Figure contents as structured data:
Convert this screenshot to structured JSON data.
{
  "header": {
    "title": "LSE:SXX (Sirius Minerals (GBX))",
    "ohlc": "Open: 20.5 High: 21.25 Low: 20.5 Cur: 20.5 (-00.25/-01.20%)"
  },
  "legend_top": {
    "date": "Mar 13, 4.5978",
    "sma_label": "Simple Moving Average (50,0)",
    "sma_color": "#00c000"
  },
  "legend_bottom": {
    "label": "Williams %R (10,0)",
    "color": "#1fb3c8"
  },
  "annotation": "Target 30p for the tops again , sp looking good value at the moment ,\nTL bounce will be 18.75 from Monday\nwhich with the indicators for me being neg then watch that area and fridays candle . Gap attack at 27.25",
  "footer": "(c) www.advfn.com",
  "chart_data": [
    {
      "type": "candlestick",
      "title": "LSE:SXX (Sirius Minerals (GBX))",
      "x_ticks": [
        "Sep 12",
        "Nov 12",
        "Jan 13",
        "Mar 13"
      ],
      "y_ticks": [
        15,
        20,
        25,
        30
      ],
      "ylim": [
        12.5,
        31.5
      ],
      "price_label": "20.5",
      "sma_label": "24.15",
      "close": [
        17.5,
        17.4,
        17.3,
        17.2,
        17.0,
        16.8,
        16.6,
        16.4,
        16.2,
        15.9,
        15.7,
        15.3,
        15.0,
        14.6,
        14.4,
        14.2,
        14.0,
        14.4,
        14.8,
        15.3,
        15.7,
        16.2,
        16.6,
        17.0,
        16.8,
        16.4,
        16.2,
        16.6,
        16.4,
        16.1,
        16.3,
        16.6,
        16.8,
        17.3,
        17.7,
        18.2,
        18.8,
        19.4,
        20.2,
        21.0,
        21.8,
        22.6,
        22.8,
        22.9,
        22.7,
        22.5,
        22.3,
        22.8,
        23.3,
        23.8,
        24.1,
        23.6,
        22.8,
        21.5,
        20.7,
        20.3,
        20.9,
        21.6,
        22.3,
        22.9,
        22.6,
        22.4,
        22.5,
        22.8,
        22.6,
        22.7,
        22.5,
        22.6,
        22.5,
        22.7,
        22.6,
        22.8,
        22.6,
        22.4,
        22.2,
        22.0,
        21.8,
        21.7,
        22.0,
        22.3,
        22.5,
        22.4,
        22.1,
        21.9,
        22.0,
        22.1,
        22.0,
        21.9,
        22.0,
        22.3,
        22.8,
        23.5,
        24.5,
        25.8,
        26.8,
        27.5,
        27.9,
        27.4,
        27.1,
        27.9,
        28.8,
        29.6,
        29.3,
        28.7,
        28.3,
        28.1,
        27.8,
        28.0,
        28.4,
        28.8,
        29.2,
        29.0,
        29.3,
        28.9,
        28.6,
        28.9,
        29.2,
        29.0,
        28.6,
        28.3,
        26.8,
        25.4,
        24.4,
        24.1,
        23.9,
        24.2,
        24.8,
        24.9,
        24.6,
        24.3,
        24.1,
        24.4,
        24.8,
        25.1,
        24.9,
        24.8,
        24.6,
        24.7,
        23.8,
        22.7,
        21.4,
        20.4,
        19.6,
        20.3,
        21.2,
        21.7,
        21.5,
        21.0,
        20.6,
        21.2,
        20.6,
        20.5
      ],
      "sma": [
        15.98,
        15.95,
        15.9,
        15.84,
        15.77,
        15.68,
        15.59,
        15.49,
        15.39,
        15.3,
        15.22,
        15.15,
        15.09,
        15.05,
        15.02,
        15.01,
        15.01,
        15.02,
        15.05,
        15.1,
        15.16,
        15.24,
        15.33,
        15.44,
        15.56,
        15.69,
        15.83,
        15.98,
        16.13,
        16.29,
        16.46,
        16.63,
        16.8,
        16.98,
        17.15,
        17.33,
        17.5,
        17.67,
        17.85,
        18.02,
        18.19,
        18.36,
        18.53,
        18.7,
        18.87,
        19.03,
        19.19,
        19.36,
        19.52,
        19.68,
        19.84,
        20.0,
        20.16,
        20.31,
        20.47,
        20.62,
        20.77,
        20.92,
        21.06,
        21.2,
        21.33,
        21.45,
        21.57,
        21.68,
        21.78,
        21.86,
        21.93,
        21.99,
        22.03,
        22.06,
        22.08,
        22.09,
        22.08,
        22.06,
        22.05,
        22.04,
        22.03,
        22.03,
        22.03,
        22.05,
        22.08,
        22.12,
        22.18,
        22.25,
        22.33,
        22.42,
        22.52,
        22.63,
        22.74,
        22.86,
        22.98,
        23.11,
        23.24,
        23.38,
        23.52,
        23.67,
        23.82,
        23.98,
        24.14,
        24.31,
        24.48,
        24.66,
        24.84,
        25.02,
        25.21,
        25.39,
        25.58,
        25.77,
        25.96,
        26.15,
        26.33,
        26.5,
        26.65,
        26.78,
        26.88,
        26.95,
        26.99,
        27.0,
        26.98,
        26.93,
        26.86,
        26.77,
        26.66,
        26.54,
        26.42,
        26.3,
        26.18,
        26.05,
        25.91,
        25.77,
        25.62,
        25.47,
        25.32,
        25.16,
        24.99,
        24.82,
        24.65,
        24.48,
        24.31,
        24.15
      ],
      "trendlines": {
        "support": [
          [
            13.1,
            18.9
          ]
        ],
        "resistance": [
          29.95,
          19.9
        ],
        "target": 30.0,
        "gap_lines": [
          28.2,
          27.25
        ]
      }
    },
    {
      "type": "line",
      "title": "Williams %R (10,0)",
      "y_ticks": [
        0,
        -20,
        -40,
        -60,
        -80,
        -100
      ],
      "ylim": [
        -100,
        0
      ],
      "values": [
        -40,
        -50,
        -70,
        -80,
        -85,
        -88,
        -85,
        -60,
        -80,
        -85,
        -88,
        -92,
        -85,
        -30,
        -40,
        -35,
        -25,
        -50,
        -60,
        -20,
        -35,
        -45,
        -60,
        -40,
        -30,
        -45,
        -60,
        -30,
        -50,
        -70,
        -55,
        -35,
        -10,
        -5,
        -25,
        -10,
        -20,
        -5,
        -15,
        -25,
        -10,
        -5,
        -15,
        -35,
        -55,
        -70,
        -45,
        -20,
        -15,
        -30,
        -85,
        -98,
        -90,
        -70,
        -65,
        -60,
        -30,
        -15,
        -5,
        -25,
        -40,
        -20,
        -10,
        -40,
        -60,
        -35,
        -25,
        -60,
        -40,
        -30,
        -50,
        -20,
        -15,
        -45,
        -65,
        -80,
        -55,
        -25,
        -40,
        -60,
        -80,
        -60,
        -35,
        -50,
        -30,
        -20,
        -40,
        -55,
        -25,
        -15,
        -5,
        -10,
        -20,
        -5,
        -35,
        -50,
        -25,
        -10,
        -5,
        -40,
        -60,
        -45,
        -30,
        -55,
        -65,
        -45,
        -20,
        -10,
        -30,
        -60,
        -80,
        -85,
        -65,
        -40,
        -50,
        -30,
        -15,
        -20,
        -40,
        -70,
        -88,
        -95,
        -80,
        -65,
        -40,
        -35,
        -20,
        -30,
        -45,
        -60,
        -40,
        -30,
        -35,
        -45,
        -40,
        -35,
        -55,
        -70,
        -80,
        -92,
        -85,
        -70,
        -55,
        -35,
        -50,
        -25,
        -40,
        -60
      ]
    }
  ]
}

### Your objective:
Go through the material above line by line and copy it exactly.

### The response:
Convert this screenshot to structured JSON data.
{
  "header": {
    "title": "LSE:SXX (Sirius Minerals (GBX))",
    "ohlc": "Open: 20.5 High: 21.25 Low: 20.5 Cur: 20.5 (-00.25/-01.20%)"
  },
  "legend_top": {
    "date": "Mar 13, 4.5978",
    "sma_label": "Simple Moving Average (50,0)",
    "sma_color": "#00c000"
  },
  "legend_bottom": {
    "label": "Williams %R (10,0)",
    "color": "#1fb3c8"
  },
  "annotation": "Target 30p for the tops again , sp looking good value at the moment ,\nTL bounce will be 18.75 from Monday\nwhich with the indicators for me being neg then watch that area and fridays candle . Gap attack at 27.25",
  "footer": "(c) www.advfn.com",
  "chart_data": [
    {
      "type": "candlestick",
      "title": "LSE:SXX (Sirius Minerals (GBX))",
      "x_ticks": [
        "Sep 12",
        "Nov 12",
        "Jan 13",
        "Mar 13"
      ],
      "y_ticks": [
        15,
        20,
        25,
        30
      ],
      "ylim": [
        12.5,
        31.5
      ],
      "price_label": "20.5",
      "sma_label": "24.15",
      "close": [
        17.5,
        17.4,
        17.3,
        17.2,
        17.0,
        16.8,
        16.6,
        16.4,
        16.2,
        15.9,
        15.7,
        15.3,
        15.0,
        14.6,
        14.4,
        14.2,
        14.0,
        14.4,
        14.8,
        15.3,
        15.7,
        16.2,
        16.6,
        17.0,
        16.8,
        16.4,
        16.2,
        16.6,
        16.4,
        16.1,
        16.3,
        16.6,
        16.8,
        17.3,
        17.7,
        18.2,
        18.8,
        19.4,
        20.2,
        21.0,
        21.8,
        22.6,
        22.8,
        22.9,
        22.7,
        22.5,
        22.3,
        22.8,
        23.3,
        23.8,
        24.1,
        23.6,
        22.8,
        21.5,
        20.7,
        20.3,
        20.9,
        21.6,
        22.3,
        22.9,
        22.6,
        22.4,
        22.5,
        22.8,
        22.6,
        22.7,
        22.5,
        22.6,
        22.5,
        22.7,
        22.6,
        22.8,
        22.6,
        22.4,
        22.2,
        22.0,
        21.8,
        21.7,
        22.0,
        22.3,
        22.5,
        22.4,
        22.1,
        21.9,
        22.0,
        22.1,
        22.0,
        21.9,
        22.0,
        22.3,
        22.8,
        23.5,
        24.5,
        25.8,
        26.8,
        27.5,
        27.9,
        27.4,
        27.1,
        27.9,
        28.8,
        29.6,
        29.3,
        28.7,
        28.3,
        28.1,
        27.8,
        28.0,
        28.4,
        28.8,
        29.2,
        29.0,
        29.3,
        28.9,
        28.6,
        28.9,
        29.2,
        29.0,
        28.6,
        28.3,
        26.8,
        25.4,
        24.4,
        24.1,
        23.9,
        24.2,
        24.8,
        24.9,
        24.6,
        24.3,
        24.1,
        24.4,
        24.8,
        25.1,
        24.9,
        24.8,
        24.6,
        24.7,
        23.8,
        22.7,
        21.4,
        20.4,
        19.6,
        20.3,
        21.2,
        21.7,
        21.5,
        21.0,
        20.6,
        21.2,
        20.6,
        20.5
      ],
      "sma": [
        15.98,
        15.95,
        15.9,
        15.84,
        15.77,
        15.68,
        15.59,
        15.49,
        15.39,
        15.3,
        15.22,
        15.15,
        15.09,
        15.05,
        15.02,
        15.01,
        15.01,
        15.02,
        15.05,
        15.1,
        15.16,
        15.24,
        15.33,
        15.44,
        15.56,
        15.69,
        15.83,
        15.98,
        16.13,
        16.29,
        16.46,
        16.63,
        16.8,
        16.98,
        17.15,
        17.33,
        17.5,
        17.67,
        17.85,
        18.02,
        18.19,
        18.36,
        18.53,
        18.7,
        18.87,
        19.03,
        19.19,
        19.36,
        19.52,
        19.68,
        19.84,
        20.0,
        20.16,
        20.31,
        20.47,
        20.62,
        20.77,
        20.92,
        21.06,
        21.2,
        21.33,
        21.45,
        21.57,
        21.68,
        21.78,
        21.86,
        21.93,
        21.99,
        22.03,
        22.06,
        22.08,
        22.09,
        22.08,
        22.06,
        22.05,
        22.04,
        22.03,
        22.03,
        22.03,
        22.05,
        22.08,
        22.12,
        22.18,
        22.25,
        22.33,
        22.42,
        22.52,
        22.63,
        22.74,
        22.86,
        22.98,
        23.11,
        23.24,
        23.38,
        23.52,
        23.67,
        23.82,
        23.98,
        24.14,
        24.31,
        24.48,
        24.66,
        24.84,
        25.02,
        25.21,
        25.39,
        25.58,
        25.77,
        25.96,
        26.15,
        26.33,
        26.5,
        26.65,
        26.78,
        26.88,
        26.95,
        26.99,
        27.0,
        26.98,
        26.93,
        26.86,
        26.77,
        26.66,
        26.54,
        26.42,
        26.3,
        26.18,
        26.05,
        25.91,
        25.77,
        25.62,
        25.47,
        25.32,
        25.16,
        24.99,
        24.82,
        24.65,
        24.48,
        24.31,
        24.15
      ],
      "trendlines": {
        "support": [
          [
            13.1,
            18.9
          ]
        ],
        "resistance": [
          29.95,
          19.9
        ],
        "target": 30.0,
        "gap_lines": [
          28.2,
          27.25
        ]
      }
    },
    {
      "type": "line",
      "title": "Williams %R (10,0)",
      "y_ticks": [
        0,
        -20,
        -40,
        -60,
        -80,
        -100
      ],
      "ylim": [
        -100,
        0
      ],
      "values": [
        -40,
        -50,
        -70,
        -80,
        -85,
        -88,
        -85,
        -60,
        -80,
        -85,
        -88,
        -92,
        -85,
        -30,
        -40,
        -35,
        -25,
        -50,
        -60,
        -20,
        -35,
        -45,
        -60,
        -40,
        -30,
        -45,
        -60,
        -30,
        -50,
        -70,
        -55,
        -35,
        -10,
        -5,
        -25,
        -10,
        -20,
        -5,
        -15,
        -25,
        -10,
        -5,
        -15,
        -35,
        -55,
        -70,
        -45,
        -20,
        -15,
        -30,
        -85,
        -98,
        -90,
        -70,
        -65,
        -60,
        -30,
        -15,
        -5,
        -25,
        -40,
        -20,
        -10,
        -40,
        -60,
        -35,
        -25,
        -60,
        -40,
        -30,
        -50,
        -20,
        -15,
        -45,
        -65,
        -80,
        -55,
        -25,
        -40,
        -60,
        -80,
        -60,
        -35,
        -50,
        -30,
        -20,
        -40,
        -55,
        -25,
        -15,
        -5,
        -10,
        -20,
        -5,
        -35,
        -50,
        -25,
        -10,
        -5,
        -40,
        -60,
        -45,
        -30,
        -55,
        -65,
        -45,
        -20,
        -10,
        -30,
        -60,
        -80,
        -85,
        -65,
        -40,
        -50,
        -30,
        -15,
        -20,
        -40,
        -70,
        -88,
        -95,
        -80,
        -65,
        -40,
        -35,
        -20,
        -30,
        -45,
        -60,
        -40,
        -30,
        -35,
        -45,
        -40,
        -35,
        -55,
        -70,
        -80,
        -92,
        -85,
        -70,
        -55,
        -35,
        -50,
        -25,
        -40,
        -60
      ]
    }
  ]
}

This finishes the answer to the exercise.